What is expected:
Please reproduce the lines of this material word for word.

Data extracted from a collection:
++++

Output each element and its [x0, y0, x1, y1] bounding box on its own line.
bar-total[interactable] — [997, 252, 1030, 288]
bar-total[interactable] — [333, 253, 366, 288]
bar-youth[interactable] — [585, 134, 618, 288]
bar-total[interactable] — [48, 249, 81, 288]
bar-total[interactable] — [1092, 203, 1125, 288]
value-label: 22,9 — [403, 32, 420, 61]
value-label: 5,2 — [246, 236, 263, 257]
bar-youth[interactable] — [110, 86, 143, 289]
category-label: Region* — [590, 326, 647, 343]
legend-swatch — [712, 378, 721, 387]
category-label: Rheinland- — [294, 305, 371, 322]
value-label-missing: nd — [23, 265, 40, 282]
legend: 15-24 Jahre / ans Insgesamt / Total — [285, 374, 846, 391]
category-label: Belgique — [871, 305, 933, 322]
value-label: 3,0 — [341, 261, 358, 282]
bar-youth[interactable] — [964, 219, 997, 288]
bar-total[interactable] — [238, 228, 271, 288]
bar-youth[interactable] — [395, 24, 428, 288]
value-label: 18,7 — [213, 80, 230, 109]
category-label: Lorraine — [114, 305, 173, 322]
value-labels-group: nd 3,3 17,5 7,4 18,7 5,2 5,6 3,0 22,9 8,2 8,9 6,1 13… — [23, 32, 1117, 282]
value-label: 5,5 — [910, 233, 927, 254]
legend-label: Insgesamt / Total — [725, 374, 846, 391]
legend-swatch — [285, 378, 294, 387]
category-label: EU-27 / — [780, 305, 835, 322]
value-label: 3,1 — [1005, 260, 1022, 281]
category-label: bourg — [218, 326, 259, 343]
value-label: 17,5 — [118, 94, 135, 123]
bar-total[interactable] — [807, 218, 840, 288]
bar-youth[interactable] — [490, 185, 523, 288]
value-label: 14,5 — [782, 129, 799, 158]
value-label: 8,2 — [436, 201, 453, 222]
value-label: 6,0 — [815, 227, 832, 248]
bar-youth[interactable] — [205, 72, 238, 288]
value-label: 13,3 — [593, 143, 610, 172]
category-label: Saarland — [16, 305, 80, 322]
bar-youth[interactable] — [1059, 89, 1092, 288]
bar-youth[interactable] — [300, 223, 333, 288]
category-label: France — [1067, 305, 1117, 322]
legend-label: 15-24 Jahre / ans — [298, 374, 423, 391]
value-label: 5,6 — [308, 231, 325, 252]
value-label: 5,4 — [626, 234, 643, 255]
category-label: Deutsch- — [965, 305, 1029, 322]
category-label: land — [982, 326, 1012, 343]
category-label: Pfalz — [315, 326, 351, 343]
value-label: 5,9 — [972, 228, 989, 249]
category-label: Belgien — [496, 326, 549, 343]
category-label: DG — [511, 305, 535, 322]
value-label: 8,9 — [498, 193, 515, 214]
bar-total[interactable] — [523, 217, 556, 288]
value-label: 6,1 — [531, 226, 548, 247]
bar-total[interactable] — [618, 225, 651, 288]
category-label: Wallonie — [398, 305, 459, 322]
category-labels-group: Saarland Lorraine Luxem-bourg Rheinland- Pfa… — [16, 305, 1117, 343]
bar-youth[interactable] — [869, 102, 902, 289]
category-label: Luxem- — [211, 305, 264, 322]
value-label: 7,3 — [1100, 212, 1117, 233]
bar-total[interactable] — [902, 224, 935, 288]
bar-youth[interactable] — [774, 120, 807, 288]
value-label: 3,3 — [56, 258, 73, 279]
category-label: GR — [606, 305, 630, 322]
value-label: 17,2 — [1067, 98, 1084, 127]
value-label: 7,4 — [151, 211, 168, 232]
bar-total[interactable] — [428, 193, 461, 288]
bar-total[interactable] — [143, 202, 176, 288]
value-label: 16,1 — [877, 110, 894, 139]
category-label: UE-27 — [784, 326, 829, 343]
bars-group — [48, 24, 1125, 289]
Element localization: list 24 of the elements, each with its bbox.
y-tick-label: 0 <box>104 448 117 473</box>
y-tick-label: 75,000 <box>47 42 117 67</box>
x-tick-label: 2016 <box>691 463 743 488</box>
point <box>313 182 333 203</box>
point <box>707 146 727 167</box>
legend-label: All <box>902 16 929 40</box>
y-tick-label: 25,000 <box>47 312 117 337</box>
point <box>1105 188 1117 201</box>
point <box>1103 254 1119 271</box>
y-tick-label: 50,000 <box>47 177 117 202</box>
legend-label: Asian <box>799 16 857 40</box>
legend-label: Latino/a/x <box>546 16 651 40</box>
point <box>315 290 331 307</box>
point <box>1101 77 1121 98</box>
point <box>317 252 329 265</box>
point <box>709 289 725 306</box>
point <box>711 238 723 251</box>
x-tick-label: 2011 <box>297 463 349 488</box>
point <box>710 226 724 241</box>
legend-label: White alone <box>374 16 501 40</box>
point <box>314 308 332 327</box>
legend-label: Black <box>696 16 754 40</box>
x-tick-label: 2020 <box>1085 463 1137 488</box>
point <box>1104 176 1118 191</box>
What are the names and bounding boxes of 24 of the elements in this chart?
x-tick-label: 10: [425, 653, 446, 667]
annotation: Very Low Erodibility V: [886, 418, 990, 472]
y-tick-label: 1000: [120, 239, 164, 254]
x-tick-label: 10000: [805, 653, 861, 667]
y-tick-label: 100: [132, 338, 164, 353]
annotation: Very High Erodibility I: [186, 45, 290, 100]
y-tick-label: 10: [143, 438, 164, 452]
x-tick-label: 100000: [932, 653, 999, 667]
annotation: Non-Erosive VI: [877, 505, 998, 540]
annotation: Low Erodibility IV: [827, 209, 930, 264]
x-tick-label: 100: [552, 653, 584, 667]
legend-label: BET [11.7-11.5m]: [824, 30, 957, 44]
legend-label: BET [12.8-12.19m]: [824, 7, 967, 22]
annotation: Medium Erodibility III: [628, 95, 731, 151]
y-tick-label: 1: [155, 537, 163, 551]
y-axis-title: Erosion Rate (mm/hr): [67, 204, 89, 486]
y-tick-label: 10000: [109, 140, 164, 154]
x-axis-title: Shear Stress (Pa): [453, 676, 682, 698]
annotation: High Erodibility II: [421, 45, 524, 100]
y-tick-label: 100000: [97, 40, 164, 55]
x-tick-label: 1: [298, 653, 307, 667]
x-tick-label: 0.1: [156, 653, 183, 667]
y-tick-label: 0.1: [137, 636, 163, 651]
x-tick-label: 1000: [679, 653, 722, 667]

++++

Exercise result:
Output each element and its [x0, y0, x1, y1] bounding box on its own line.
bar-total[interactable] — [997, 252, 1030, 288]
bar-total[interactable] — [333, 253, 366, 288]
bar-youth[interactable] — [585, 134, 618, 288]
bar-total[interactable] — [48, 249, 81, 288]
bar-total[interactable] — [1092, 203, 1125, 288]
value-label: 22,9 — [403, 32, 420, 61]
value-label: 5,2 — [246, 236, 263, 257]
bar-youth[interactable] — [110, 86, 143, 289]
category-label: Region* — [590, 326, 647, 343]
legend-swatch — [712, 378, 721, 387]
category-label: Rheinland- — [294, 305, 371, 322]
value-label-missing: nd — [23, 265, 40, 282]
legend: 15-24 Jahre / ans Insgesamt / Total — [285, 374, 846, 391]
category-label: Belgique — [871, 305, 933, 322]
value-label: 3,0 — [341, 261, 358, 282]
bar-youth[interactable] — [964, 219, 997, 288]
bar-total[interactable] — [238, 228, 271, 288]
bar-youth[interactable] — [395, 24, 428, 288]
value-label: 18,7 — [213, 80, 230, 109]
category-label: Lorraine — [114, 305, 173, 322]
value-labels-group: nd 3,3 17,5 7,4 18,7 5,2 5,6 3,0 22,9 8,2 8,9 6,1 13… — [23, 32, 1117, 282]
value-label: 5,5 — [910, 233, 927, 254]
legend-label: Insgesamt / Total — [725, 374, 846, 391]
legend-swatch — [285, 378, 294, 387]
category-label: EU-27 / — [780, 305, 835, 322]
value-label: 3,1 — [1005, 260, 1022, 281]
category-label: bourg — [218, 326, 259, 343]
value-label: 17,5 — [118, 94, 135, 123]
bar-total[interactable] — [807, 218, 840, 288]
bar-youth[interactable] — [490, 185, 523, 288]
value-label: 14,5 — [782, 129, 799, 158]
value-label: 8,2 — [436, 201, 453, 222]
value-label: 6,0 — [815, 227, 832, 248]
bar-youth[interactable] — [205, 72, 238, 288]
value-label: 13,3 — [593, 143, 610, 172]
category-label: Saarland — [16, 305, 80, 322]
bar-youth[interactable] — [1059, 89, 1092, 288]
bar-youth[interactable] — [300, 223, 333, 288]
category-label: France — [1067, 305, 1117, 322]
legend-label: 15-24 Jahre / ans — [298, 374, 423, 391]
value-label: 5,6 — [308, 231, 325, 252]
value-label: 5,4 — [626, 234, 643, 255]
category-label: Deutsch- — [965, 305, 1029, 322]
category-label: land — [982, 326, 1012, 343]
category-label: Pfalz — [315, 326, 351, 343]
value-label: 5,9 — [972, 228, 989, 249]
category-label: Belgien — [496, 326, 549, 343]
category-label: DG — [511, 305, 535, 322]
value-label: 8,9 — [498, 193, 515, 214]
bar-total[interactable] — [523, 217, 556, 288]
value-label: 6,1 — [531, 226, 548, 247]
bar-total[interactable] — [618, 225, 651, 288]
category-label: Wallonie — [398, 305, 459, 322]
category-labels-group: Saarland Lorraine Luxem-bourg Rheinland- Pfa… — [16, 305, 1117, 343]
bar-youth[interactable] — [869, 102, 902, 289]
category-label: Luxem- — [211, 305, 264, 322]
value-label: 7,3 — [1100, 212, 1117, 233]
bar-total[interactable] — [902, 224, 935, 288]
bar-youth[interactable] — [774, 120, 807, 288]
value-label: 3,3 — [56, 258, 73, 279]
category-label: GR — [606, 305, 630, 322]
value-label: 17,2 — [1067, 98, 1084, 127]
value-label: 7,4 — [151, 211, 168, 232]
bar-total[interactable] — [428, 193, 461, 288]
bar-total[interactable] — [143, 202, 176, 288]
value-label: 16,1 — [877, 110, 894, 139]
category-label: UE-27 — [784, 326, 829, 343]
bars-group — [48, 24, 1125, 289]
Element localization: list 24 of the elements, each with its bbox.
y-tick-label: 0 <box>104 448 117 473</box>
y-tick-label: 75,000 <box>47 42 117 67</box>
x-tick-label: 2016 <box>691 463 743 488</box>
point <box>313 182 333 203</box>
point <box>707 146 727 167</box>
legend-label: All <box>902 16 929 40</box>
y-tick-label: 25,000 <box>47 312 117 337</box>
point <box>1105 188 1117 201</box>
point <box>1103 254 1119 271</box>
y-tick-label: 50,000 <box>47 177 117 202</box>
legend-label: Asian <box>799 16 857 40</box>
legend-label: Latino/a/x <box>546 16 651 40</box>
point <box>315 290 331 307</box>
point <box>1101 77 1121 98</box>
point <box>317 252 329 265</box>
point <box>709 289 725 306</box>
point <box>711 238 723 251</box>
x-tick-label: 2011 <box>297 463 349 488</box>
point <box>710 226 724 241</box>
legend-label: White alone <box>374 16 501 40</box>
point <box>314 308 332 327</box>
legend-label: Black <box>696 16 754 40</box>
x-tick-label: 2020 <box>1085 463 1137 488</box>
point <box>1104 176 1118 191</box>
What are the names and bounding boxes of 24 of the elements in this chart?
x-tick-label: 10: [425, 653, 446, 667]
annotation: Very Low Erodibility V: [886, 418, 990, 472]
y-tick-label: 1000: [120, 239, 164, 254]
x-tick-label: 10000: [805, 653, 861, 667]
y-tick-label: 100: [132, 338, 164, 353]
annotation: Very High Erodibility I: [186, 45, 290, 100]
y-tick-label: 10: [143, 438, 164, 452]
x-tick-label: 100000: [932, 653, 999, 667]
annotation: Non-Erosive VI: [877, 505, 998, 540]
annotation: Low Erodibility IV: [827, 209, 930, 264]
x-tick-label: 100: [552, 653, 584, 667]
legend-label: BET [11.7-11.5m]: [824, 30, 957, 44]
legend-label: BET [12.8-12.19m]: [824, 7, 967, 22]
annotation: Medium Erodibility III: [628, 95, 731, 151]
y-tick-label: 1: [155, 537, 163, 551]
y-axis-title: Erosion Rate (mm/hr): [67, 204, 89, 486]
y-tick-label: 10000: [109, 140, 164, 154]
x-axis-title: Shear Stress (Pa): [453, 676, 682, 698]
annotation: High Erodibility II: [421, 45, 524, 100]
y-tick-label: 100000: [97, 40, 164, 55]
x-tick-label: 1: [298, 653, 307, 667]
x-tick-label: 0.1: [156, 653, 183, 667]
y-tick-label: 0.1: [137, 636, 163, 651]
x-tick-label: 1000: [679, 653, 722, 667]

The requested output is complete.